[begin Supplied records]

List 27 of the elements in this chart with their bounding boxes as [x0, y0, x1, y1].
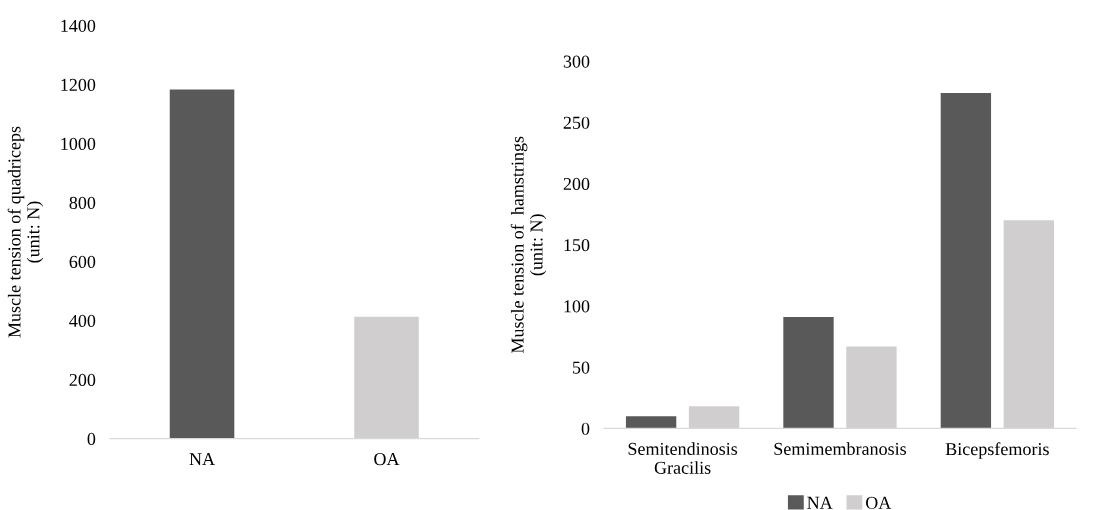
y-tick-label: 1400 — [61, 19, 96, 32]
y-tick-label: 250 — [563, 116, 590, 129]
y-tick-label: 200 — [69, 373, 96, 387]
x-tick-label: NA — [189, 453, 215, 466]
bar — [783, 317, 834, 429]
y-axis-title: Muscle tension of quadriceps (unit: N) — [7, 126, 44, 338]
y-axis-title: Muscle tension of hamstrings (unit: N) — [510, 136, 547, 354]
y-tick-label: 1200 — [61, 78, 96, 91]
legend-label: OA — [865, 496, 892, 509]
x-tick-label: OA — [374, 453, 400, 466]
y-tick-label: 800 — [69, 196, 96, 209]
bar — [940, 93, 992, 429]
y-tick-label: 0 — [581, 422, 590, 435]
y-tick-label: 1000 — [61, 137, 96, 150]
x-tick-label: Semimembranosis — [774, 442, 907, 455]
y-tick-label: 400 — [69, 314, 96, 328]
x-tick-label: Bicepsfemoris — [945, 442, 1049, 459]
y-tick-label: 300 — [563, 55, 590, 68]
y-tick-label: 200 — [563, 177, 590, 191]
y-tick-label: 600 — [69, 255, 96, 268]
x-tick-label: Semitendinosis Gracilis — [628, 442, 738, 474]
y-tick-label: 100 — [564, 300, 590, 313]
y-tick-label: 0 — [87, 432, 96, 446]
y-tick-label: 50 — [573, 361, 590, 374]
legend-label: NA — [807, 496, 833, 509]
bar — [625, 416, 677, 429]
y-tick-label: 150 — [564, 239, 590, 252]
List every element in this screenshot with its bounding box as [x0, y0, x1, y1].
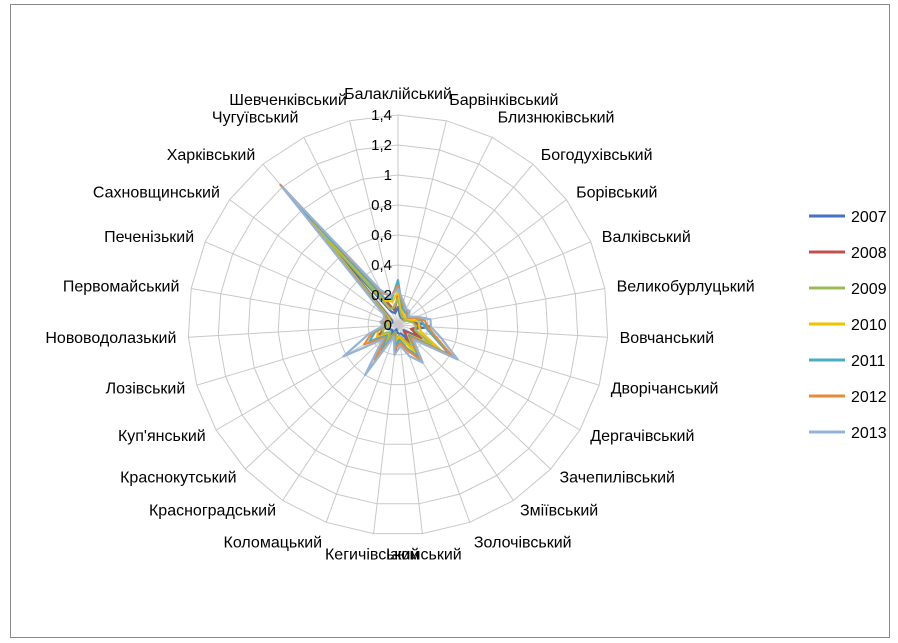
grid-spoke	[244, 324, 399, 470]
tick-label: 1,4	[371, 107, 392, 124]
grid-ring-7	[187, 114, 609, 535]
grid-ring-6	[217, 144, 579, 505]
grid-spoke	[397, 199, 567, 326]
category-label: Ізюмський	[386, 547, 462, 564]
category-label: Близнюківський	[498, 110, 615, 127]
grid-ring-2	[337, 264, 459, 386]
grid-spoke	[397, 288, 605, 326]
grid-spoke	[191, 288, 399, 326]
chart-area: 0 0,2 0,4 0,6 0,8 1 1,2 1,4 Балаклійський Барвінк…	[10, 4, 890, 638]
grid-spoke	[397, 324, 552, 470]
category-label: Красноградський	[149, 503, 276, 520]
category-label: Печенізький	[104, 229, 194, 246]
category-label: Дергачівський	[590, 428, 694, 445]
category-label: Барвінківський	[449, 92, 558, 109]
legend-label: 2010	[851, 317, 887, 334]
tick-label: 0	[384, 317, 392, 334]
category-label: Борівський	[576, 184, 657, 201]
legend-label: 2013	[851, 425, 887, 442]
legend-label: 2007	[851, 209, 887, 226]
series-line-2010	[295, 203, 441, 354]
grid-spoke	[397, 324, 423, 534]
category-label: Чугуївський	[212, 110, 298, 127]
legend-label: 2012	[851, 389, 887, 406]
grid-ring-3	[307, 234, 489, 415]
category-label: Сахновщинський	[93, 184, 220, 201]
grid-spoke	[397, 241, 591, 326]
grid-spoke	[188, 324, 399, 338]
category-label: Великобурлуцький	[617, 279, 755, 296]
tick-label: 1	[384, 167, 392, 184]
tick-label: 1,2	[371, 137, 392, 154]
category-label: Куп'янський	[118, 428, 206, 445]
category-label: Балаклійський	[344, 86, 452, 103]
series-line-2013	[281, 186, 459, 377]
grid-spoke	[229, 199, 399, 326]
category-label: Зміївський	[520, 503, 598, 520]
grid-spoke	[349, 120, 399, 326]
category-label: Нововодолазький	[45, 330, 176, 347]
category-label: Валківський	[602, 229, 691, 246]
grid-spoke	[205, 241, 399, 326]
tick-label: 0,2	[371, 287, 392, 304]
category-label: Краснокутський	[120, 469, 236, 486]
grid-spoke	[325, 324, 399, 523]
category-label: Кегичівський	[325, 547, 419, 564]
radar-chart: 0 0,2 0,4 0,6 0,8 1 1,2 1,4 БалаклійськийБарвінк…	[45, 86, 887, 564]
grid-spoke	[397, 163, 534, 326]
tick-label: 0,8	[371, 197, 392, 214]
legend-label: 2009	[851, 281, 887, 298]
grid-spoke	[373, 324, 399, 534]
grid-spoke	[196, 324, 399, 386]
grid-spoke	[397, 120, 447, 326]
grid-ring-1	[367, 294, 429, 356]
legend-label: 2011	[851, 353, 886, 370]
grid-ring-4	[277, 204, 519, 445]
tick-label: 0,4	[371, 257, 392, 274]
category-label: Шевченківський	[229, 92, 347, 109]
category-label: Вовчанський	[620, 330, 715, 347]
radar-grid	[187, 114, 609, 535]
grid-spoke	[397, 324, 608, 338]
category-label: Дворічанський	[611, 381, 719, 398]
category-label: Богодухівський	[541, 147, 653, 164]
tick-label: 0,6	[371, 227, 392, 244]
grid-ring-5	[247, 174, 549, 475]
legend-label: 2008	[851, 245, 887, 262]
category-label: Первомайський	[63, 279, 180, 296]
category-label: Харківський	[167, 147, 256, 164]
grid-spoke	[397, 324, 471, 523]
legend: 2007 2008 2009 2010 2011 2012 2013	[809, 209, 887, 442]
radar-series-group	[279, 183, 459, 377]
category-label: Коломацький	[224, 535, 323, 552]
grid-spoke	[397, 137, 493, 326]
category-label: Золочівський	[474, 535, 572, 552]
category-label: Лозівський	[106, 381, 186, 398]
category-label: Зачепилівський	[560, 469, 675, 486]
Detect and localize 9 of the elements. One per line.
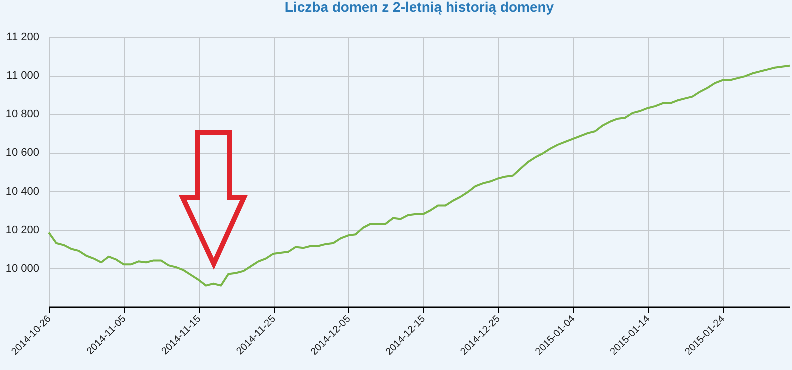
y-tick-label: 10 800 <box>6 108 40 121</box>
y-tick-label: 10 400 <box>6 186 40 198</box>
y-tick-label: 11 000 <box>6 70 40 82</box>
y-tick-label: 10 600 <box>6 147 40 160</box>
line-series <box>48 64 791 287</box>
y-tick-label: 11 200 <box>6 32 40 44</box>
y-tick-label: 10 000 <box>6 262 40 275</box>
y-tick-label: 10 200 <box>6 224 40 236</box>
chart-title: Liczba domen z 2-letnią historią domeny <box>284 0 554 15</box>
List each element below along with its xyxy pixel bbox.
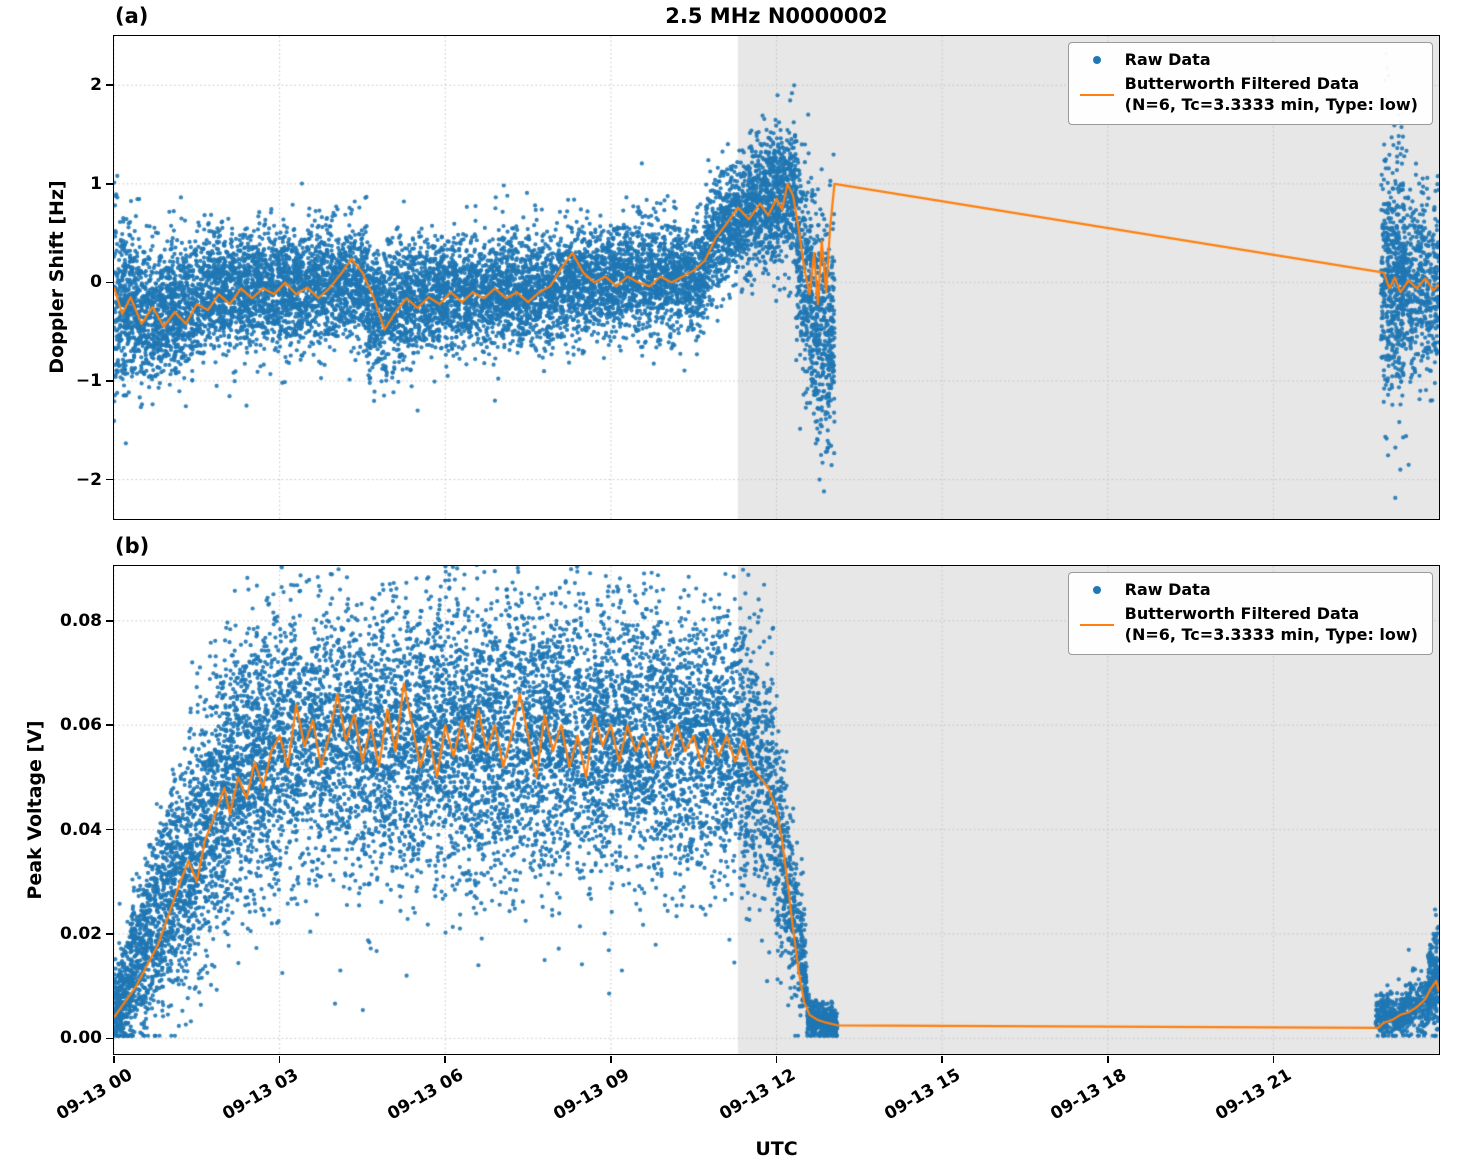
raw-data-dot-icon [1079,586,1115,595]
legend-filtered-label: Butterworth Filtered Data [1124,603,1360,623]
y-tick-mark [106,183,113,185]
y-tick-mark [106,380,113,382]
filtered-line-icon [1079,93,1115,96]
y-tick-label: 1 [90,173,102,194]
legend-raw-label: Raw Data [1124,50,1211,69]
x-tick-label: 09-13 00 [53,1065,136,1125]
x-tick-mark [278,1056,281,1063]
y-tick-label: −1 [75,371,102,391]
legend-filtered-label: Butterworth Filtered Data [1124,73,1360,93]
x-tick-mark [444,1056,447,1063]
x-tick-label: 09-13 06 [384,1065,468,1125]
dot-glyph [1092,586,1101,595]
x-tick-mark [775,1056,778,1063]
x-axis-label: UTC [755,1138,798,1160]
y-tick-mark [106,478,113,481]
x-tick-mark [1272,1056,1275,1063]
panel-b-ylabel: Peak Voltage [V] [24,720,46,900]
x-tick-label: 09-13 21 [1212,1065,1296,1125]
x-tick-mark [1106,1056,1109,1063]
legend-raw-row: Raw Data [1079,50,1418,71]
panel-a-ylabel: Doppler Shift [Hz] [46,180,68,374]
x-tick-mark [113,1056,115,1063]
legend-filtered-row: Butterworth Filtered Data (N=6, Tc=3.3333… [1079,74,1418,116]
legend-filtered-text: Butterworth Filtered Data (N=6, Tc=3.3333… [1125,604,1418,646]
x-tick-label: 09-13 09 [550,1065,633,1125]
y-tick-label: 0 [90,272,102,293]
y-tick-mark [106,620,113,622]
y-tick-mark [106,828,113,831]
y-tick-label: 0.02 [60,923,102,944]
panel-b-plot: Raw Data Butterworth Filtered Data (N=6, … [113,565,1440,1055]
panel-b-label: (b) [115,534,150,558]
y-tick-mark [106,1037,113,1040]
figure-title: 2.5 MHz N0000002 [665,4,888,28]
legend-raw-label: Raw Data [1124,580,1211,599]
legend-filtered-sublabel: (N=6, Tc=3.3333 min, Type: low) [1124,624,1418,644]
y-tick-mark [106,84,113,87]
y-tick-label: 0.08 [60,610,102,631]
x-tick-label: 09-13 03 [218,1065,302,1125]
y-tick-label: 2 [90,75,102,96]
line-glyph [1079,623,1114,626]
x-tick-mark [941,1056,943,1063]
raw-data-dot-icon [1079,56,1115,65]
legend-filtered-text: Butterworth Filtered Data (N=6, Tc=3.3333… [1125,74,1418,116]
dot-glyph [1092,56,1101,65]
panel-a-legend: Raw Data Butterworth Filtered Data (N=6, … [1067,42,1433,126]
filtered-line-icon [1079,623,1115,626]
panel-a-plot: Raw Data Butterworth Filtered Data (N=6, … [113,35,1440,520]
y-tick-label: 0.06 [60,715,102,736]
x-tick-label: 09-13 18 [1047,1065,1130,1125]
x-tick-label: 09-13 15 [881,1065,965,1125]
y-tick-label: −2 [75,469,102,490]
line-glyph [1079,93,1114,96]
legend-filtered-sublabel: (N=6, Tc=3.3333 min, Type: low) [1124,94,1418,114]
legend-filtered-row: Butterworth Filtered Data (N=6, Tc=3.3333… [1079,604,1418,646]
y-tick-label: 0.04 [60,819,102,840]
x-tick-label: 09-13 12 [715,1065,799,1125]
y-tick-label: 0.00 [60,1028,102,1049]
panel-b-legend: Raw Data Butterworth Filtered Data (N=6, … [1067,572,1433,656]
y-tick-mark [106,933,113,935]
x-tick-mark [610,1056,612,1063]
y-tick-mark [106,281,113,284]
panel-a-label: (a) [115,4,149,28]
legend-raw-row: Raw Data [1079,580,1418,601]
y-tick-mark [106,724,113,726]
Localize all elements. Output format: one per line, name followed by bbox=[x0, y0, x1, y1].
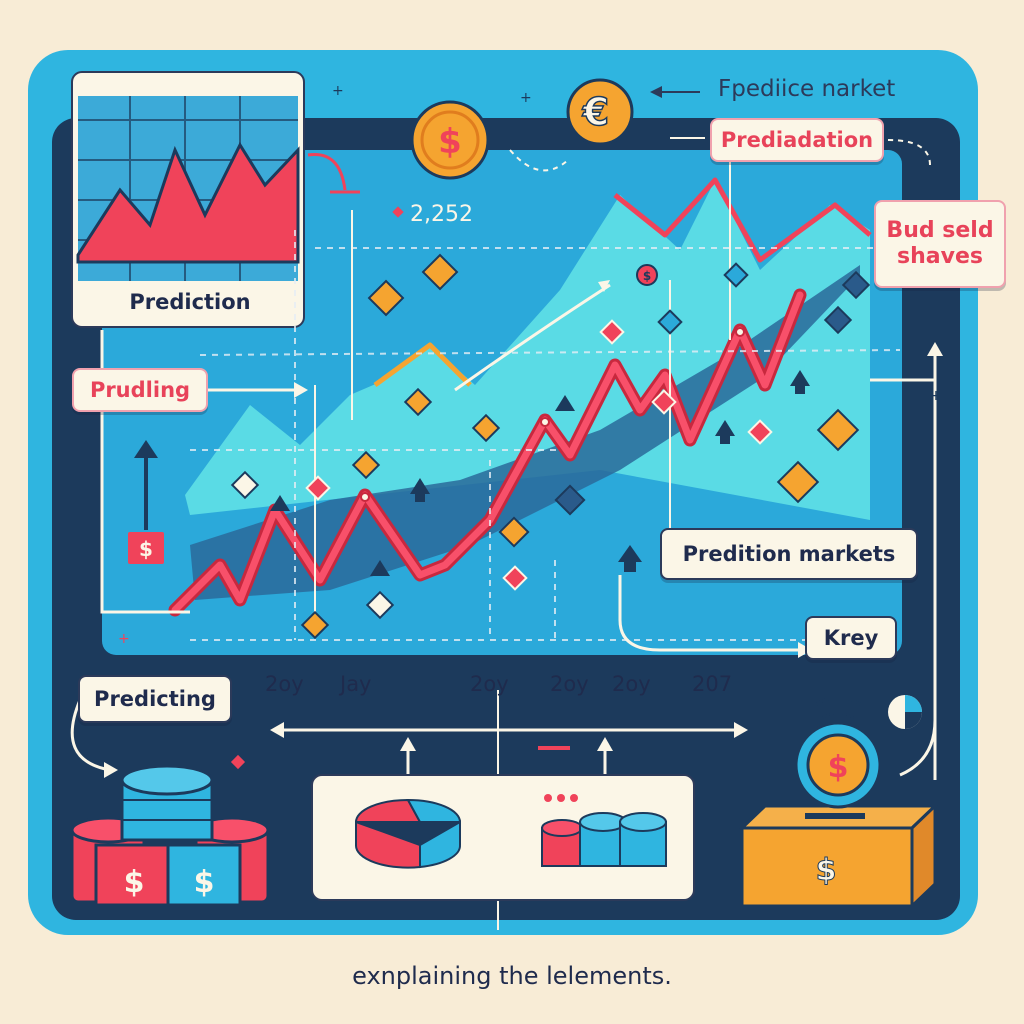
svg-text:+: + bbox=[118, 631, 130, 647]
label-prudling[interactable]: Prudling bbox=[72, 368, 208, 412]
pie-chart-icon bbox=[354, 798, 462, 869]
svg-text:$: $ bbox=[643, 269, 651, 283]
label-key[interactable]: Krey bbox=[805, 616, 897, 660]
svg-text:+: + bbox=[930, 388, 942, 404]
orange-peak-line bbox=[373, 342, 472, 388]
svg-text:$: $ bbox=[816, 853, 837, 888]
time-tick: 2oy bbox=[470, 672, 509, 696]
footer-caption: exnplaining the lelements. bbox=[352, 962, 672, 990]
donation-box-icon: $ $ bbox=[738, 696, 939, 910]
svg-text:+: + bbox=[520, 90, 532, 106]
left-axis-bracket bbox=[100, 330, 190, 614]
market-title: Fpediice narket bbox=[718, 76, 896, 102]
label-prediction-top-left: Prediction bbox=[129, 290, 251, 314]
pie-comparison-card bbox=[311, 774, 695, 901]
time-tick: 2oy bbox=[550, 672, 589, 696]
label-prediction-markets[interactable]: Predition markets bbox=[660, 528, 918, 580]
diamond-markers bbox=[230, 253, 871, 640]
callout-bud-seld[interactable]: Bud seld shaves bbox=[874, 200, 1006, 288]
mini-chart-card bbox=[71, 71, 305, 328]
up-arrow-markers bbox=[270, 370, 810, 576]
euro-coin-icon: € bbox=[566, 78, 634, 146]
svg-text:$: $ bbox=[828, 750, 849, 785]
svg-text:$: $ bbox=[139, 537, 153, 561]
mini-pie-icon bbox=[888, 695, 922, 729]
svg-text:€: € bbox=[582, 90, 609, 134]
coin-stack-icon: $ $ bbox=[70, 764, 270, 907]
dollar-point-icon: $ bbox=[636, 264, 658, 286]
top-red-line bbox=[613, 177, 872, 263]
up-arrow-icon bbox=[134, 440, 158, 530]
label-predicting[interactable]: Predicting bbox=[78, 675, 232, 723]
value-readout: 2,252 bbox=[410, 202, 473, 227]
time-tick: 2oy bbox=[265, 672, 304, 696]
dollar-tag-icon: $ bbox=[128, 532, 164, 564]
time-tick: Jay bbox=[340, 672, 372, 696]
svg-text:$: $ bbox=[124, 865, 145, 900]
svg-text:$: $ bbox=[438, 122, 462, 162]
label-prediadation[interactable]: Prediadation bbox=[710, 118, 884, 162]
time-tick: 2oy bbox=[612, 672, 651, 696]
svg-text:+: + bbox=[332, 83, 344, 99]
svg-text:$: $ bbox=[194, 865, 215, 900]
time-tick: 207 bbox=[692, 672, 733, 696]
pie-segments-icon bbox=[541, 794, 667, 867]
main-price-line-fill bbox=[171, 291, 804, 614]
dollar-coin-icon: $ bbox=[410, 100, 490, 180]
coin-exchange-arrow bbox=[509, 149, 569, 172]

[end Supplied records]

## Exercise directions
Rewrite the lines of the records from the one holding "raw-data-dot-icon [1079,586,1115,595]" through the one holding "x-tick-mark [775,1056,778,1063]", inclusive, with "Butterworth" changed to "Bessel" and nothing else altered.

## Problem solution
raw-data-dot-icon [1079,586,1115,595]
legend-filtered-label: Bessel Filtered Data [1124,603,1360,623]
y-tick-mark [106,183,113,185]
y-tick-mark [106,380,113,382]
filtered-line-icon [1079,93,1115,96]
y-tick-label: 1 [90,173,102,194]
legend-raw-label: Raw Data [1124,50,1211,69]
x-tick-label: 09-13 00 [53,1065,136,1125]
x-tick-mark [278,1056,281,1063]
y-tick-label: −1 [75,371,102,391]
legend-filtered-label: Bessel Filtered Data [1124,73,1360,93]
x-tick-mark [444,1056,447,1063]
x-tick-label: 09-13 06 [384,1065,468,1125]
dot-glyph [1092,586,1101,595]
x-tick-mark [775,1056,778,1063]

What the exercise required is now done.